___ ITEMS ___
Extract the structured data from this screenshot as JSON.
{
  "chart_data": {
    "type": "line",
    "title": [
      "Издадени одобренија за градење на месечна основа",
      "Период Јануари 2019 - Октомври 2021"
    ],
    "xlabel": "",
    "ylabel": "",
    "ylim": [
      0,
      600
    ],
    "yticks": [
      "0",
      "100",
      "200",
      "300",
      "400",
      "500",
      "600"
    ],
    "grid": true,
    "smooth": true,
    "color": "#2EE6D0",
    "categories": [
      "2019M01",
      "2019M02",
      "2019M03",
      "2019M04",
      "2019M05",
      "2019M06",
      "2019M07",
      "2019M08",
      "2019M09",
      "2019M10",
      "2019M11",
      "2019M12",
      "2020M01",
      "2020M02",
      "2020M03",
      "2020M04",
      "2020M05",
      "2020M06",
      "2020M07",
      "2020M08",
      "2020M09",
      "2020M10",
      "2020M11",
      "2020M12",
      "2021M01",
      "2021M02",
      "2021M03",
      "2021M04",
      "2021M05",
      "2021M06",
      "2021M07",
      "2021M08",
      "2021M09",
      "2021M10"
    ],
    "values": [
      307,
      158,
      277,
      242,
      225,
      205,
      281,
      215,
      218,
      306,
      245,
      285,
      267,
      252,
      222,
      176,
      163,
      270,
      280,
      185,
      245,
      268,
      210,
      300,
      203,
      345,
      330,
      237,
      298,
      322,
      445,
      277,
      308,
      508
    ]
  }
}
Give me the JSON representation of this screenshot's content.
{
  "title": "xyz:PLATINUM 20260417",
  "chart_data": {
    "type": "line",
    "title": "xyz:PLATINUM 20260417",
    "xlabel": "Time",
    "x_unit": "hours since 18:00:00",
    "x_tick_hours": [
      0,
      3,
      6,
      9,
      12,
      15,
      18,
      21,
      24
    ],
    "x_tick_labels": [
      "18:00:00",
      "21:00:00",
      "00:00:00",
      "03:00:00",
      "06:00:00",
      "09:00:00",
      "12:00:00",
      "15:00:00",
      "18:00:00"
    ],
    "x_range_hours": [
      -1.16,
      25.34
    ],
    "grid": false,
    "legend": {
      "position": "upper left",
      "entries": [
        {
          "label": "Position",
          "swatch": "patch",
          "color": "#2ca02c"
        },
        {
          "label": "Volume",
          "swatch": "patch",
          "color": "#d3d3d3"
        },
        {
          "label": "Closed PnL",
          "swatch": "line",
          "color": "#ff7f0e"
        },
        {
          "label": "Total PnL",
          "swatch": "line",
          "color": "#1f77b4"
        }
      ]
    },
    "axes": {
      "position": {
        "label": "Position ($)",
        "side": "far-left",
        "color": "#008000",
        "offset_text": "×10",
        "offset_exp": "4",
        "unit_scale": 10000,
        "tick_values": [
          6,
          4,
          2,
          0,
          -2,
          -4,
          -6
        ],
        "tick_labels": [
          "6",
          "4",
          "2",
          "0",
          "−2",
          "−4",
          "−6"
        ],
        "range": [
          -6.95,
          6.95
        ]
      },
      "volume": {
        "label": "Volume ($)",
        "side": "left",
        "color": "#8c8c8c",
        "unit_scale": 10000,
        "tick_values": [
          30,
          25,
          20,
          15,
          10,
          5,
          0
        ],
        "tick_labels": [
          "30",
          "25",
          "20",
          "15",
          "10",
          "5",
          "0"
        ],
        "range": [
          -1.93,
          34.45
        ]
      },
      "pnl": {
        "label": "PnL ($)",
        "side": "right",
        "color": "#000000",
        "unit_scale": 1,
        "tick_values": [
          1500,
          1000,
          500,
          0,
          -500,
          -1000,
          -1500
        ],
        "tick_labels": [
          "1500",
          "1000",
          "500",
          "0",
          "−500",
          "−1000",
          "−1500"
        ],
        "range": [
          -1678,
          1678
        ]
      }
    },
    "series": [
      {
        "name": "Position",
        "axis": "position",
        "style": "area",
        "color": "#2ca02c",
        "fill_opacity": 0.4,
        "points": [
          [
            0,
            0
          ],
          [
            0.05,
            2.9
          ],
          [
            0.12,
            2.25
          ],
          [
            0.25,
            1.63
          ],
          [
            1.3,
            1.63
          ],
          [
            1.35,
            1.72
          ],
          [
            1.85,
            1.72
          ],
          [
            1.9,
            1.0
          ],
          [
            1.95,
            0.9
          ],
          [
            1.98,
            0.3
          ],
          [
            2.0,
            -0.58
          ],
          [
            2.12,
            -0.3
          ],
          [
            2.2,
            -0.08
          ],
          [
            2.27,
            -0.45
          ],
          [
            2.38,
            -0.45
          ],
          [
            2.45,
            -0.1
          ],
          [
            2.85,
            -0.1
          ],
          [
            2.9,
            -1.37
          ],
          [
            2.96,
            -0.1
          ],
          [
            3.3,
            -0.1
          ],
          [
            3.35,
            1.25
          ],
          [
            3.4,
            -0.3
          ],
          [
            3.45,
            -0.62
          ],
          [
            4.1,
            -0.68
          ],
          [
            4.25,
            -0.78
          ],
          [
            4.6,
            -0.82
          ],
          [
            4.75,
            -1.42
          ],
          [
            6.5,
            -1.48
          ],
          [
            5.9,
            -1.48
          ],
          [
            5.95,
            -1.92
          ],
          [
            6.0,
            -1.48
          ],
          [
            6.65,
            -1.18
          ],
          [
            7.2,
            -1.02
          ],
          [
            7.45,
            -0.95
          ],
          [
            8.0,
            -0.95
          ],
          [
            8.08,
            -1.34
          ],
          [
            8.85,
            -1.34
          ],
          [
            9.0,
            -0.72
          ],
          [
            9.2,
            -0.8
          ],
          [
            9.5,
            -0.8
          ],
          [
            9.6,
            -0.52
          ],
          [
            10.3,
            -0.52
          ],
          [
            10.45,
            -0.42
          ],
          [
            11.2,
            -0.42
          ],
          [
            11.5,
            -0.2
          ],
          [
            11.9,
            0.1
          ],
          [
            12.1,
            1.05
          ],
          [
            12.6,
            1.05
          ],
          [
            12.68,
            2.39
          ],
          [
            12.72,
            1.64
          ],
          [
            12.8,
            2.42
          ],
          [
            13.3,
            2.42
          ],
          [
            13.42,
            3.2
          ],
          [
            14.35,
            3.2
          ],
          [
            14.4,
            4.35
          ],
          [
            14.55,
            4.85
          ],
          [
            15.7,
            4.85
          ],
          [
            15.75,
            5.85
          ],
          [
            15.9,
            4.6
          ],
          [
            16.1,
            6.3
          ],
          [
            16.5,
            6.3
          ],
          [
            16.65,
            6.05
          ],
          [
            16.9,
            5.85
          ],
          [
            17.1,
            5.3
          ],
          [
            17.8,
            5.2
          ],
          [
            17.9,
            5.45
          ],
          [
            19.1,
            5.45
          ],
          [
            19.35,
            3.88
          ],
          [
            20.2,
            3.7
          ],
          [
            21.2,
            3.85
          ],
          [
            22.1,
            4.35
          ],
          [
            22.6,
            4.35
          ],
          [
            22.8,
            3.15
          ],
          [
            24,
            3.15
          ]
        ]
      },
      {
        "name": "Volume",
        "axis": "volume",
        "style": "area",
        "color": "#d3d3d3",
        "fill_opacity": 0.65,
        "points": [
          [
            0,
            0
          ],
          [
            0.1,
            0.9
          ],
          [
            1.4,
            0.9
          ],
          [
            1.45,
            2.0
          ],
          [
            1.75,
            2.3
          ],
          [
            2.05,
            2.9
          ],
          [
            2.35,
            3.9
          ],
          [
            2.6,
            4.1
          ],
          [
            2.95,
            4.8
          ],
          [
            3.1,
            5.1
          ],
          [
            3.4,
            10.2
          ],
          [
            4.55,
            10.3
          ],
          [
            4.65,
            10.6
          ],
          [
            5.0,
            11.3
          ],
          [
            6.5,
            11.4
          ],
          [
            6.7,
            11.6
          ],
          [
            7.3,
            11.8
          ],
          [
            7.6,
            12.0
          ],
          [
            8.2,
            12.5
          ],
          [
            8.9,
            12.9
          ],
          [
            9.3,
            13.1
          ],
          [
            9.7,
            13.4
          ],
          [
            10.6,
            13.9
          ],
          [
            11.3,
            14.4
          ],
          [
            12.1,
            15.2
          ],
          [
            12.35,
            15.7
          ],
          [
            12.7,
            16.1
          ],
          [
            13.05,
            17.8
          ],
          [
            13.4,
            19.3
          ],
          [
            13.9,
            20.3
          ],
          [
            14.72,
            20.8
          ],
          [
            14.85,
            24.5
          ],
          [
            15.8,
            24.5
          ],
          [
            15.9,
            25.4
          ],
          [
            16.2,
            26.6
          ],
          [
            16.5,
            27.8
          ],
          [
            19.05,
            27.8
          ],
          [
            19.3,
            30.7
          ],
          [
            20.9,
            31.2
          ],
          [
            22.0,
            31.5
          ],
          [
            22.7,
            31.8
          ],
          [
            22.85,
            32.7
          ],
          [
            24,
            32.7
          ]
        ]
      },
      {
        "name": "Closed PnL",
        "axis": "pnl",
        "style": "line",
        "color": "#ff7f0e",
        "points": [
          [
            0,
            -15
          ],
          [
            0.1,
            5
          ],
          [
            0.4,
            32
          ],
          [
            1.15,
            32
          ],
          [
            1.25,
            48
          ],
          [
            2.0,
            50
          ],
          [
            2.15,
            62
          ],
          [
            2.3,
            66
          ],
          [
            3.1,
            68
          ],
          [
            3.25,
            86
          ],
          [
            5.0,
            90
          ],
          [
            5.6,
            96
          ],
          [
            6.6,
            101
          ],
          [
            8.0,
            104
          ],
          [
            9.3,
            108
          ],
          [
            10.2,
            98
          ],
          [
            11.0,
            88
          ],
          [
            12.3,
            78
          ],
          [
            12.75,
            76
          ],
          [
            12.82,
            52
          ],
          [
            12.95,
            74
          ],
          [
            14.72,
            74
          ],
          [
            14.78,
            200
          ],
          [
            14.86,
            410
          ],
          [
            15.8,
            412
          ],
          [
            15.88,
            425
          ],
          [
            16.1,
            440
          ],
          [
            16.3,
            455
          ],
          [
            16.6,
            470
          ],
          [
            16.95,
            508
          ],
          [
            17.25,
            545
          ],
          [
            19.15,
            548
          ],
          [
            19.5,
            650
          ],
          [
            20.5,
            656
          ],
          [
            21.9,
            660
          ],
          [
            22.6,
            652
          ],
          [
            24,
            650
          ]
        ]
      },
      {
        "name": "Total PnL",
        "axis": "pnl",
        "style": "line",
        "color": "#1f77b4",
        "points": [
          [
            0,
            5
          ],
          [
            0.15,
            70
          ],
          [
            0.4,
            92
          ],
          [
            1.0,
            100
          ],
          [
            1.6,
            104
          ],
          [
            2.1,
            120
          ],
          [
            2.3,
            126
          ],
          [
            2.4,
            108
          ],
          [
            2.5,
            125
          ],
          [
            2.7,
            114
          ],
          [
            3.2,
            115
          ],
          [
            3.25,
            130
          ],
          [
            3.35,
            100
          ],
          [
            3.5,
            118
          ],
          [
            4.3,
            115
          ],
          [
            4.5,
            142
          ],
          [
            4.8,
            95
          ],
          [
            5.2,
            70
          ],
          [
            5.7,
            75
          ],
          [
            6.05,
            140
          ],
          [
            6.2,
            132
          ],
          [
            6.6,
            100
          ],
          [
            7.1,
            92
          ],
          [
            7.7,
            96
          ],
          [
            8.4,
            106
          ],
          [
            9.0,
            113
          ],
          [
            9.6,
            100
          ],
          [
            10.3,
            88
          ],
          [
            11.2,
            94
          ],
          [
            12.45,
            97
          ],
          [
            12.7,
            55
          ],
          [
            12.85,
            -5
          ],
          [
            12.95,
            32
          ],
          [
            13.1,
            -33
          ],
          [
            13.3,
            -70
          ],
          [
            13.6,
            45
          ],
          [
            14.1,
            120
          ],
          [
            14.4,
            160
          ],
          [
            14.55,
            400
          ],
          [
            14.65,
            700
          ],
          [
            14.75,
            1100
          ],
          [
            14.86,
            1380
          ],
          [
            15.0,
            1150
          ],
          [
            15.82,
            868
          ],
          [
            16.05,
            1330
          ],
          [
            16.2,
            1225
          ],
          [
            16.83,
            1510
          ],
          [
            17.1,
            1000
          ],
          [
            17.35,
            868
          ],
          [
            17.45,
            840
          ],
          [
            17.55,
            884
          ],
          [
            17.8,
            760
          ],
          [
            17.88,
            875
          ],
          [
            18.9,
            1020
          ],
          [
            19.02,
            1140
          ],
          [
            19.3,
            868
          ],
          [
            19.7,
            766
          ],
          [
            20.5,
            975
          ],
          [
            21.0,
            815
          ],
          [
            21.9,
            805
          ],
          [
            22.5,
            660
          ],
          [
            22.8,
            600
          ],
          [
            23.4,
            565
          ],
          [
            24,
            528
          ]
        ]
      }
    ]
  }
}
___
(WHAT TO DO): Copy every line of the listing where the word "screenshot" appears.

(TASK RESULT):
Extract the structured data from this screenshot as JSON.
Give me the JSON representation of this screenshot's content.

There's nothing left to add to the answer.